→ **TEXTE ÉTUDIÉ**
Des stages sur mesure pour les jeunes autistes
Sur la route de l’intégration socioprofessionnelle, l’autisme apporte des défis particuliers. « Les autistes ont du mal à entrer en relation, à communiquer il faut s’assurer que le milieu est prêt à les accueillir, et fournir les bons outils aux responsables », explique Catherine Théberge. On veut éviter, par exemple, des erreurs de perception. « Notre grande force, c’est de visiter les milieux, d’identifier les tâches. De part et d’autre, les gens doivent être formés! » Il est ainsi possible de cibler en amont les tâches qui pourraient être accomplies par les participant·es, de fournir les bons outils et équipements, et de repérer les personnes-ressources disponibles. Les futurs collègues sont aussi sensibilisés.
Chaque intégration est soigneusement balisée en fonction des particularités individuelles. « Nous prenons la personne où elle est rendue et nous l’orientons pour qu’elle développe ses compétences, souligne Catherine Théberge. C’est vraiment du sur-mesure. »
Le milieu agricole peut sembler rébarbatif pour les autistes. Certains n’aiment pas avoir les mains sales, supportent mal la chaleur ou le froid, se fatiguent plus facilement. En revanche, ce milieu fournit une fierté de nourrir les gens, et le défi de se dépenser. « Tu vois le travail accompli, raconte Catherine Théberge, c’est très concret. »
Miser sur les tâches répétitives et le séquençage
Un avantage de l’agroalimentaire : les tâches y sont répétitives. Une fois que la tâche est apprise, elle est intégrée. « C’est sécurisant pour les jeunes, relate Catherine Théberge. Ils peuvent ensuite la faire par eux-mêmes. » Un des ingrédients de la recette du succès d’Ausiris : le séquençage. Les tâches sont découpées en étapes claires, distinctes et constantes. À force de répétition, et en laissant le temps faire son œuvre, les apprentissages sont peu à peu consolidés. L’intégration du jeune dans le milieu est, elle aussi, séquencée en étapes progressives.

→ **SÉRIE D'EXERCICES**
#1 Recopiez, dans le texte sur les stages pour jeunes autistes, tout ce qui va de « Des stages sur » jusqu'à « sont aussi sensibilisés. ».
#2 Dans les enregistrements, substituez « translation-line » à « meaning-line » pour tout ce qui va du début jusqu'à la ligne contenant « 800, 719, 816] ». Redonnez uniquement ces lignes, sans autre changement.

→ **DONNÉES**

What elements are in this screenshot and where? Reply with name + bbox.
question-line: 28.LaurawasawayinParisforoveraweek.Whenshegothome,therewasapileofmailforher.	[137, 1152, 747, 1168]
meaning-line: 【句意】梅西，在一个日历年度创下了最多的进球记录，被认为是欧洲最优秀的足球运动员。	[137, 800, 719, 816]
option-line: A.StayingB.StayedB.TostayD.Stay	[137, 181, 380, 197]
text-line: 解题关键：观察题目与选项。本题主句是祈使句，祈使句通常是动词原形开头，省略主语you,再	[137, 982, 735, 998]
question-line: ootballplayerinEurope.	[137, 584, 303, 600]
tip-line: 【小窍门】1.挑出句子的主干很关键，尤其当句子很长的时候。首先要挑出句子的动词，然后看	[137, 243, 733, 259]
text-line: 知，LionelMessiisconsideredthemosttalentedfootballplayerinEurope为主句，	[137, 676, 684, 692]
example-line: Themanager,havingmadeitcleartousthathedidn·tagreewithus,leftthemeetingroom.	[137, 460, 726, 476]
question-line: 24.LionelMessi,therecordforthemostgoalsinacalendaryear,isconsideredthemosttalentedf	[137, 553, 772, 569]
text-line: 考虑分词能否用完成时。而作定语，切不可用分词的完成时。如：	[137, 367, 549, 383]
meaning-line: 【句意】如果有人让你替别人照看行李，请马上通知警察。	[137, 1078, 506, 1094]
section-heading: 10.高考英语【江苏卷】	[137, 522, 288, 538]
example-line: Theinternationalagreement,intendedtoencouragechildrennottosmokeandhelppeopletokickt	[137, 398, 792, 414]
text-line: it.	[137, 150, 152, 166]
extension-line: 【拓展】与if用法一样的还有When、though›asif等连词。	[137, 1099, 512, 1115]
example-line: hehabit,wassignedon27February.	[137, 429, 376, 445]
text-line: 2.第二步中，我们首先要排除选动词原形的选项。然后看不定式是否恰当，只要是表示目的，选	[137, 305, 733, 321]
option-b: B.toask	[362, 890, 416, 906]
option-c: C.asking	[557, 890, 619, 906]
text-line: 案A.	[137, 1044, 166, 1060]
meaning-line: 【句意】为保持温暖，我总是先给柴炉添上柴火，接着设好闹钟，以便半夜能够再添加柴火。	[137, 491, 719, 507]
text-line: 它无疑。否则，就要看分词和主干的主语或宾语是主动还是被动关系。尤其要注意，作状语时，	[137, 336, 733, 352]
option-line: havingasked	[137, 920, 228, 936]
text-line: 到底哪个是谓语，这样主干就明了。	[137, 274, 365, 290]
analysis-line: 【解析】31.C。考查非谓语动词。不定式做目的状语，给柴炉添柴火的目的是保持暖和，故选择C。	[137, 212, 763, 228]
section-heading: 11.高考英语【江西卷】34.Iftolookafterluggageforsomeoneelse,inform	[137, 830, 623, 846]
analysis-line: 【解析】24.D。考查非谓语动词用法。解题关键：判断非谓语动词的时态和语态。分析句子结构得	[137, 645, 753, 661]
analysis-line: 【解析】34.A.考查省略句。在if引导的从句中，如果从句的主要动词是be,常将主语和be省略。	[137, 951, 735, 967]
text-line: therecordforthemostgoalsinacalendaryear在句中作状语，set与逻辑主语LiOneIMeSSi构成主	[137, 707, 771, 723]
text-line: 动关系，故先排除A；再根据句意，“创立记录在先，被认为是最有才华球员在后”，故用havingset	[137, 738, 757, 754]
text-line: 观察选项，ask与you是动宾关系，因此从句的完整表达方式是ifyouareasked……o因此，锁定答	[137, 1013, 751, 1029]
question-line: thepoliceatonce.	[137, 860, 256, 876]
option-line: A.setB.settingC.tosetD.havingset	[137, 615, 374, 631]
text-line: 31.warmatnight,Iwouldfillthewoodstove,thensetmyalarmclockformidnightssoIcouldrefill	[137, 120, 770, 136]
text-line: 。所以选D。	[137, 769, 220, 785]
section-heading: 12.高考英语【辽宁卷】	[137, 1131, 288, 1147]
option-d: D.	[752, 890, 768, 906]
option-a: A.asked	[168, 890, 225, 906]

→ **CORRIGÉ PAR EXERCICE**
#1
Des stages sur mesure pour les jeunes autistes
Sur la route de l’intégration socioprofessionnelle, l’autisme apporte des défis particuliers. « Les autistes ont du mal à entrer en relation, à communiquer il faut s’assurer que le milieu est prêt à les accueillir, et fournir les bons outils aux responsables », explique Catherine Théberge. On veut éviter, par exemple, des erreurs de perception. « Notre grande force, c’est de visiter les milieux, d’identifier les tâches. De part et d’autre, les gens doivent être formés! » Il est ainsi possible de cibler en amont les tâches qui pourraient être accomplies par les participant·es, de fournir les bons outils et équipements, et de repérer les personnes-ressources disponibles. Les futurs collègues sont aussi sensibilisés.

#2
What elements are in this screenshot and where? Reply with name + bbox.
question-line: 28.LaurawasawayinParisforoveraweek.Whenshegothome,therewasapileofmailforher.	[137, 1152, 747, 1168]
translation-line: 【句意】梅西，在一个日历年度创下了最多的进球记录，被认为是欧洲最优秀的足球运动员。	[137, 800, 719, 816]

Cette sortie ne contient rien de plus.